** PROBLEM DESCRIPTION **
Find every line of the listing below where "ffffff" appears, and copy it.

** GIVEN ENTRIES **
--- Begin ---

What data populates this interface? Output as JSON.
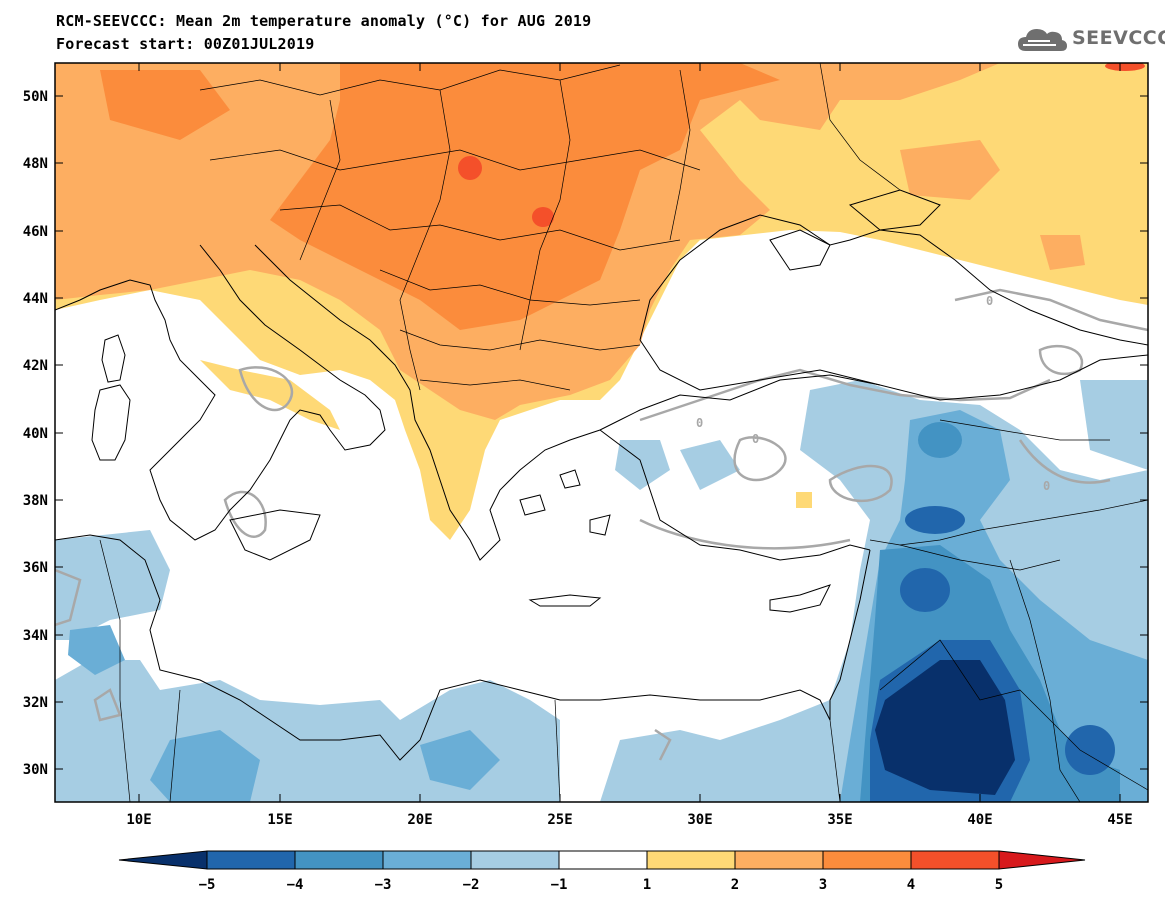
{
  "header": {
    "title_line1": "RCM-SEEVCCC: Mean 2m temperature anomaly (°C) for AUG 2019",
    "title_line2": "Forecast start: 00Z01JUL2019",
    "logo_text": "SEEVCCC"
  },
  "map": {
    "lon_range": [
      7,
      46
    ],
    "lat_range": [
      29,
      51
    ],
    "y_ticks": [
      "50N",
      "48N",
      "46N",
      "44N",
      "42N",
      "40N",
      "38N",
      "36N",
      "34N",
      "32N",
      "30N"
    ],
    "x_ticks": [
      "10E",
      "15E",
      "20E",
      "25E",
      "30E",
      "35E",
      "40E",
      "45E"
    ],
    "contour_label": "0"
  },
  "colorbar": {
    "labels": [
      "−5",
      "−4",
      "−3",
      "−2",
      "−1",
      "1",
      "2",
      "3",
      "4",
      "5"
    ],
    "colors": [
      "#08306b",
      "#2166ac",
      "#4393c3",
      "#6aaed6",
      "#a6cde3",
      "#ffffff",
      "#fed976",
      "#fdae61",
      "#fb8c3c",
      "#f4502a",
      "#d7191c"
    ]
  }
}
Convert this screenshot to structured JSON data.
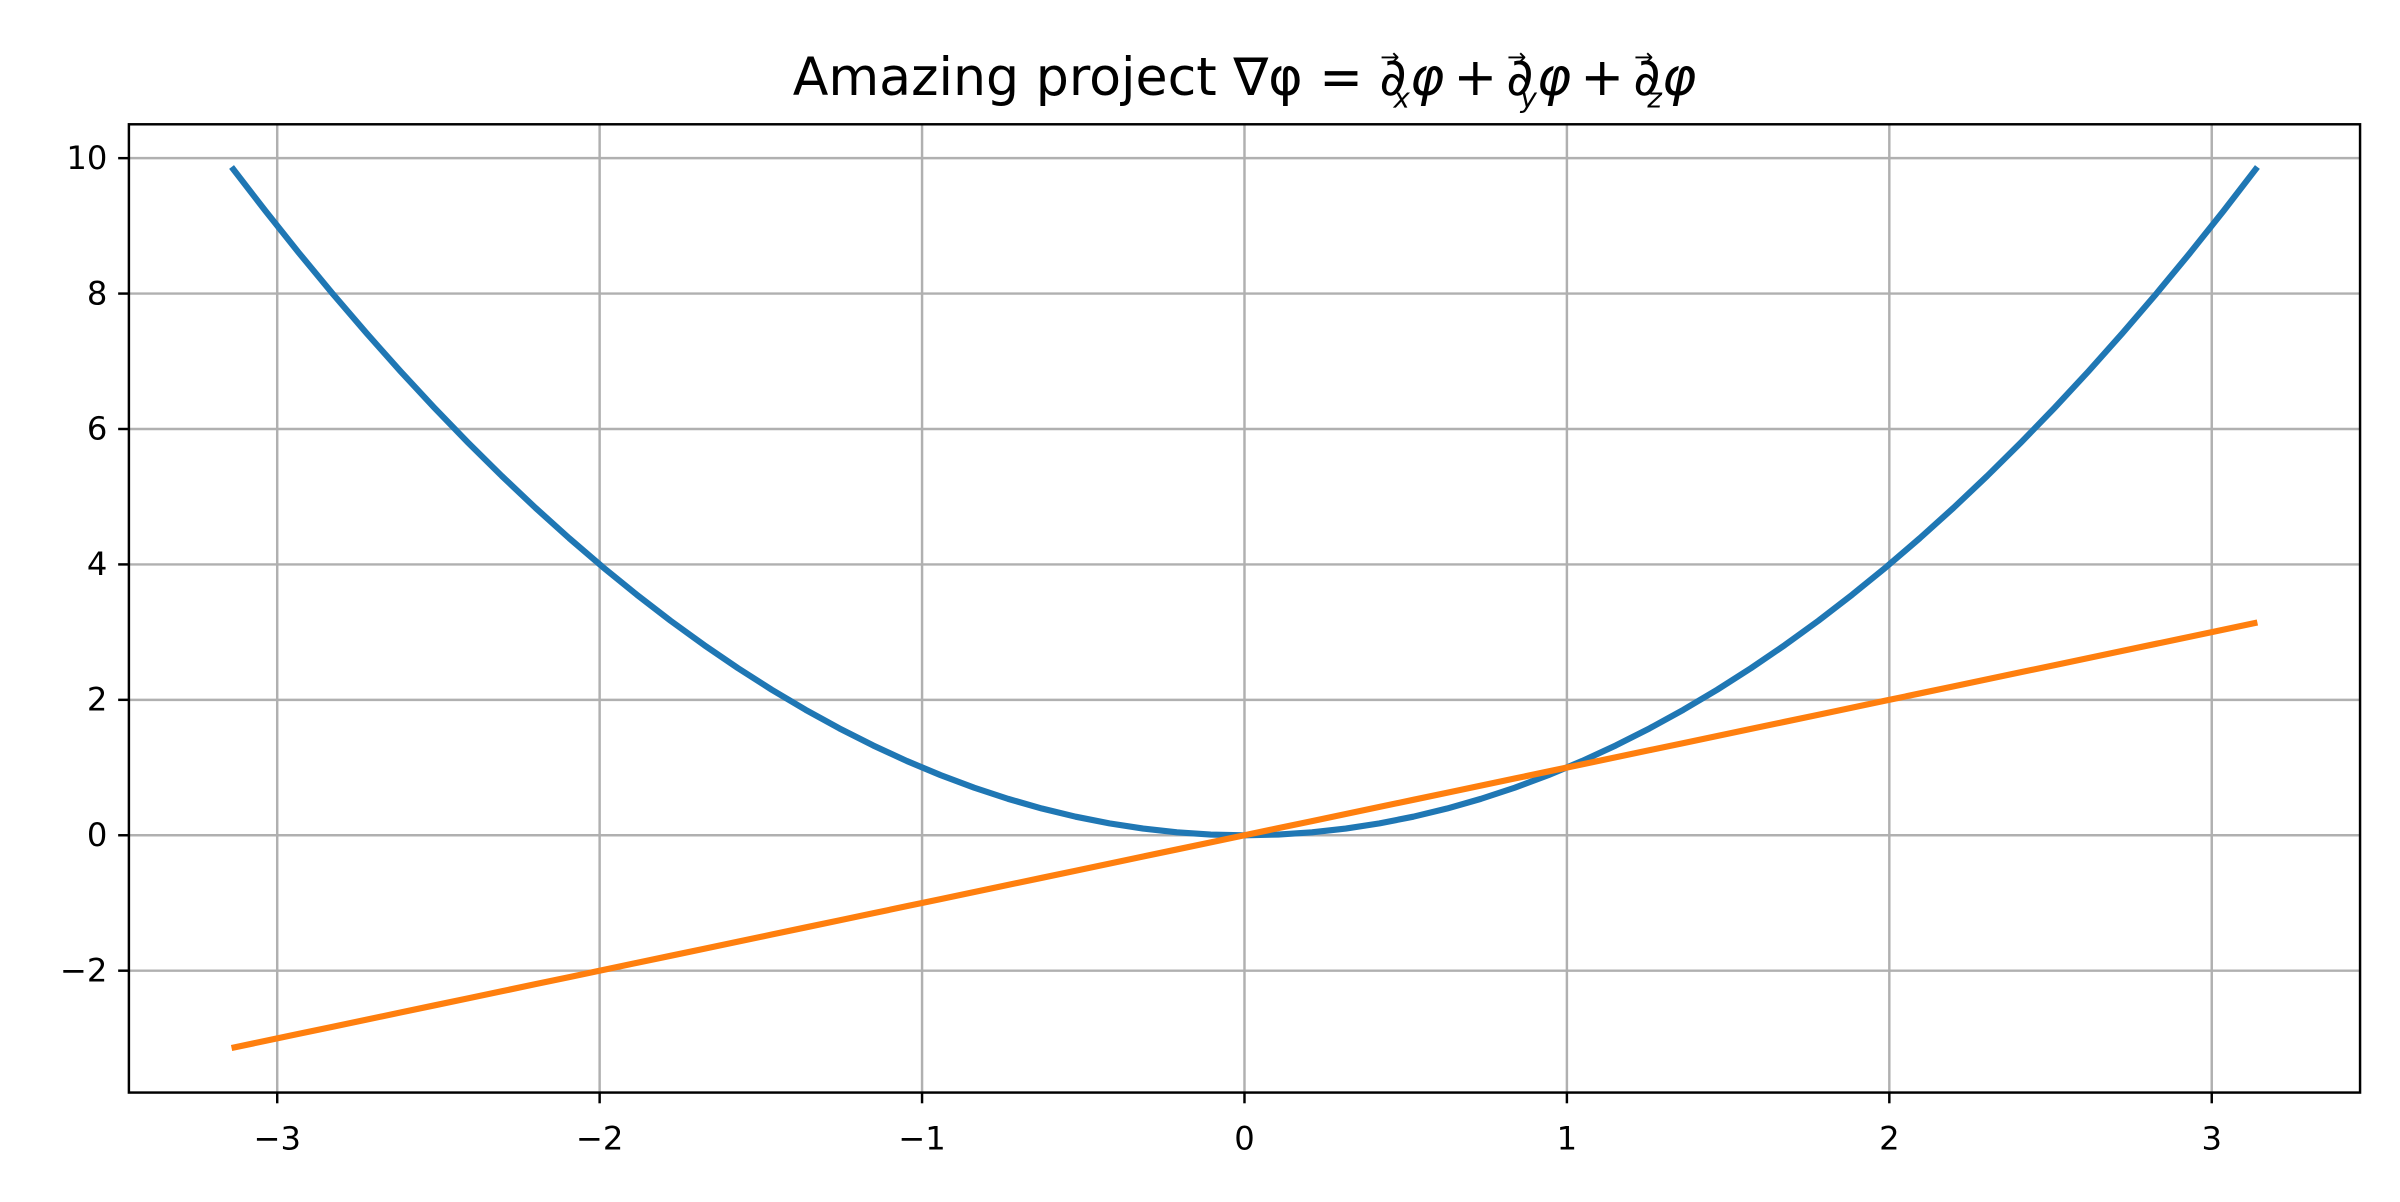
{
  "chart_data": {
    "type": "line",
    "title": "Amazing project ∇φ = ∂⃗ₓφ + ∂⃗ᵧφ + ∂⃗_zφ",
    "title_parts": {
      "prefix": "Amazing project ∇φ = ",
      "d": "∂",
      "arrow": "→",
      "phi": "φ",
      "plus": "+",
      "sub_x": "x",
      "sub_y": "y",
      "sub_z": "z"
    },
    "xlabel": "",
    "ylabel": "",
    "xlim": [
      -3.46,
      3.46
    ],
    "ylim": [
      -3.8,
      10.5
    ],
    "xticks": [
      -3,
      -2,
      -1,
      0,
      1,
      2,
      3
    ],
    "xtick_labels": [
      "−3",
      "−2",
      "−1",
      "0",
      "1",
      "2",
      "3"
    ],
    "yticks": [
      -2,
      0,
      2,
      4,
      6,
      8,
      10
    ],
    "ytick_labels": [
      "−2",
      "0",
      "2",
      "4",
      "6",
      "8",
      "10"
    ],
    "grid": true,
    "legend": "none",
    "x_domain": [
      -3.14159,
      3.14159
    ],
    "series": [
      {
        "function": "x^2",
        "color": "#1f77b4"
      },
      {
        "function": "x",
        "color": "#ff7f0e"
      }
    ]
  }
}
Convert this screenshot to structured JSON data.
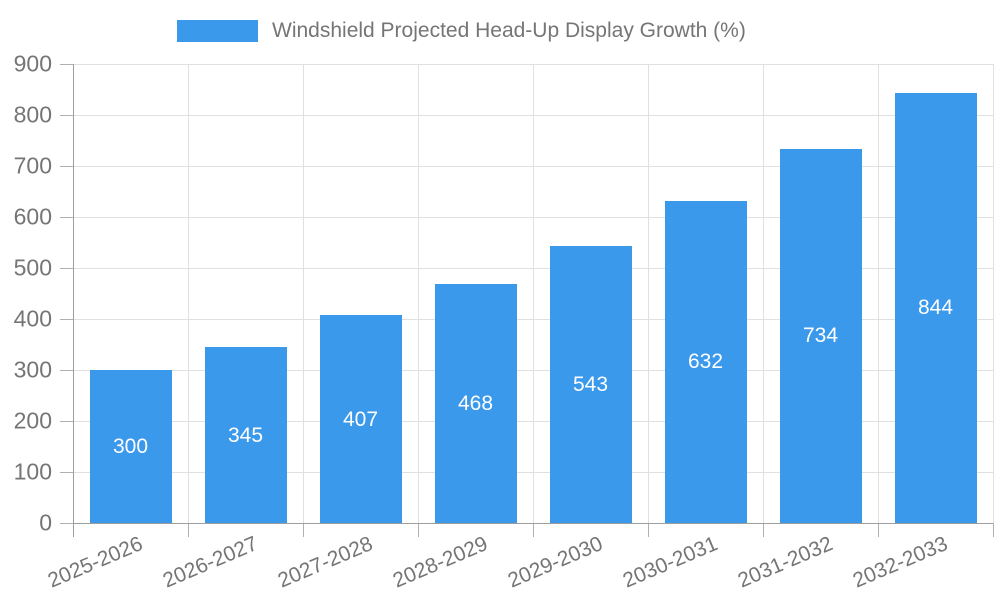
{
  "chart_data": {
    "type": "bar",
    "title": "Windshield Projected Head-Up Display Growth (%)",
    "categories": [
      "2025-2026",
      "2026-2027",
      "2027-2028",
      "2028-2029",
      "2029-2030",
      "2030-2031",
      "2031-2032",
      "2032-2033"
    ],
    "series": [
      {
        "name": "Windshield Projected Head-Up Display Growth (%)",
        "values": [
          300,
          345,
          407,
          468,
          543,
          632,
          734,
          844
        ]
      }
    ],
    "bar_labels": [
      "300",
      "345",
      "407",
      "468",
      "543",
      "632",
      "734",
      "844"
    ],
    "xlabel": "",
    "ylabel": "",
    "ylim": [
      0,
      900
    ],
    "yticks": [
      0,
      100,
      200,
      300,
      400,
      500,
      600,
      700,
      800,
      900
    ],
    "grid": true,
    "legend_position": "top-center",
    "x_label_rotation_deg": -23
  },
  "legend": {
    "label": "Windshield Projected Head-Up Display Growth (%)"
  },
  "colors": {
    "bar": "#3b99ec",
    "bar_label": "#ffffff",
    "grid": "#e0e0e0",
    "axis": "#9e9e9e",
    "tick": "#b0b0b0",
    "text": "#757575",
    "background": "#ffffff"
  }
}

--- End ---

** PROBLEM SOLUTION **
      "#ffffff",
    "bar_label": "#ffffff",
    "background": "#ffffff"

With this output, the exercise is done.